Dataset records:

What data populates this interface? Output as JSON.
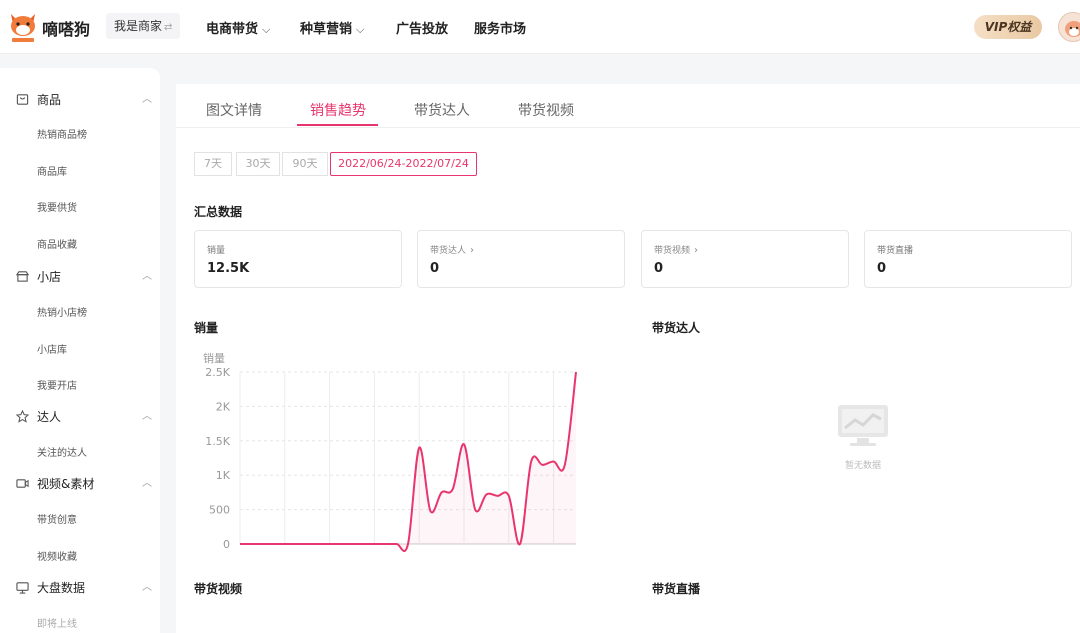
{
  "header": {
    "brand": "嘀嗒狗",
    "merchant_switch": "我是商家",
    "nav": [
      {
        "label": "电商带货",
        "has_dropdown": true
      },
      {
        "label": "种草营销",
        "has_dropdown": true
      },
      {
        "label": "广告投放",
        "has_dropdown": false
      },
      {
        "label": "服务市场",
        "has_dropdown": false
      }
    ],
    "vip_label": "VIP权益"
  },
  "sidebar": {
    "sections": [
      {
        "label": "商品",
        "icon": "shopping-bag-icon",
        "items": [
          "热销商品榜",
          "商品库",
          "我要供货",
          "商品收藏"
        ]
      },
      {
        "label": "小店",
        "icon": "store-icon",
        "items": [
          "热销小店榜",
          "小店库",
          "我要开店"
        ]
      },
      {
        "label": "达人",
        "icon": "star-icon",
        "items": [
          "关注的达人"
        ]
      },
      {
        "label": "视频&素材",
        "icon": "video-camera-icon",
        "items": [
          "带货创意",
          "视频收藏"
        ]
      },
      {
        "label": "大盘数据",
        "icon": "dashboard-icon",
        "items": [
          "即将上线"
        ]
      }
    ]
  },
  "tabs": [
    "图文详情",
    "销售趋势",
    "带货达人",
    "带货视频"
  ],
  "active_tab": "销售趋势",
  "date_ranges": [
    "7天",
    "30天",
    "90天",
    "2022/06/24-2022/07/24"
  ],
  "active_range": "2022/06/24-2022/07/24",
  "summary": {
    "title": "汇总数据",
    "cards": [
      {
        "label": "销量",
        "value": "12.5K",
        "link": false
      },
      {
        "label": "带货达人",
        "value": "0",
        "link": true
      },
      {
        "label": "带货视频",
        "value": "0",
        "link": true
      },
      {
        "label": "带货直播",
        "value": "0",
        "link": false
      }
    ]
  },
  "sections": {
    "sales": "销量",
    "influencers": "带货达人",
    "videos": "带货视频",
    "live": "带货直播"
  },
  "empty_state_text": "暂无数据",
  "colors": {
    "accent": "#e8356d",
    "vip_bg": "#f0d3b1"
  },
  "chart_data": {
    "type": "line",
    "title": "",
    "ylabel": "销量",
    "xlabel": "",
    "ylim": [
      0,
      2500
    ],
    "y_ticks": [
      "0",
      "500",
      "1K",
      "1.5K",
      "2K",
      "2.5K"
    ],
    "grid": true,
    "x": [
      1,
      2,
      3,
      4,
      5,
      6,
      7,
      8,
      9,
      10,
      11,
      12,
      13,
      14,
      15,
      16,
      17,
      18,
      19,
      20,
      21,
      22,
      23,
      24,
      25,
      26,
      27,
      28,
      29,
      30,
      31
    ],
    "values": [
      0,
      0,
      0,
      0,
      0,
      0,
      0,
      0,
      0,
      0,
      0,
      0,
      0,
      0,
      0,
      0,
      1400,
      480,
      750,
      800,
      1450,
      500,
      720,
      700,
      700,
      0,
      1200,
      1150,
      1200,
      1150,
      2500
    ]
  }
}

What to do: Without the pictures, copy the material exactly as given.

Answer to this exercise:
What data populates this interface? Output as JSON.
{
  "header": {
    "brand": "嘀嗒狗",
    "merchant_switch": "我是商家",
    "nav": [
      {
        "label": "电商带货",
        "has_dropdown": true
      },
      {
        "label": "种草营销",
        "has_dropdown": true
      },
      {
        "label": "广告投放",
        "has_dropdown": false
      },
      {
        "label": "服务市场",
        "has_dropdown": false
      }
    ],
    "vip_label": "VIP权益"
  },
  "sidebar": {
    "sections": [
      {
        "label": "商品",
        "icon": "shopping-bag-icon",
        "items": [
          "热销商品榜",
          "商品库",
          "我要供货",
          "商品收藏"
        ]
      },
      {
        "label": "小店",
        "icon": "store-icon",
        "items": [
          "热销小店榜",
          "小店库",
          "我要开店"
        ]
      },
      {
        "label": "达人",
        "icon": "star-icon",
        "items": [
          "关注的达人"
        ]
      },
      {
        "label": "视频&素材",
        "icon": "video-camera-icon",
        "items": [
          "带货创意",
          "视频收藏"
        ]
      },
      {
        "label": "大盘数据",
        "icon": "dashboard-icon",
        "items": [
          "即将上线"
        ]
      }
    ]
  },
  "tabs": [
    "图文详情",
    "销售趋势",
    "带货达人",
    "带货视频"
  ],
  "active_tab": "销售趋势",
  "date_ranges": [
    "7天",
    "30天",
    "90天",
    "2022/06/24-2022/07/24"
  ],
  "active_range": "2022/06/24-2022/07/24",
  "summary": {
    "title": "汇总数据",
    "cards": [
      {
        "label": "销量",
        "value": "12.5K",
        "link": false
      },
      {
        "label": "带货达人",
        "value": "0",
        "link": true
      },
      {
        "label": "带货视频",
        "value": "0",
        "link": true
      },
      {
        "label": "带货直播",
        "value": "0",
        "link": false
      }
    ]
  },
  "sections": {
    "sales": "销量",
    "influencers": "带货达人",
    "videos": "带货视频",
    "live": "带货直播"
  },
  "empty_state_text": "暂无数据",
  "colors": {
    "accent": "#e8356d",
    "vip_bg": "#f0d3b1"
  },
  "chart_data": {
    "type": "line",
    "title": "",
    "ylabel": "销量",
    "xlabel": "",
    "ylim": [
      0,
      2500
    ],
    "y_ticks": [
      "0",
      "500",
      "1K",
      "1.5K",
      "2K",
      "2.5K"
    ],
    "grid": true,
    "x": [
      1,
      2,
      3,
      4,
      5,
      6,
      7,
      8,
      9,
      10,
      11,
      12,
      13,
      14,
      15,
      16,
      17,
      18,
      19,
      20,
      21,
      22,
      23,
      24,
      25,
      26,
      27,
      28,
      29,
      30,
      31
    ],
    "values": [
      0,
      0,
      0,
      0,
      0,
      0,
      0,
      0,
      0,
      0,
      0,
      0,
      0,
      0,
      0,
      0,
      1400,
      480,
      750,
      800,
      1450,
      500,
      720,
      700,
      700,
      0,
      1200,
      1150,
      1200,
      1150,
      2500
    ]
  }
}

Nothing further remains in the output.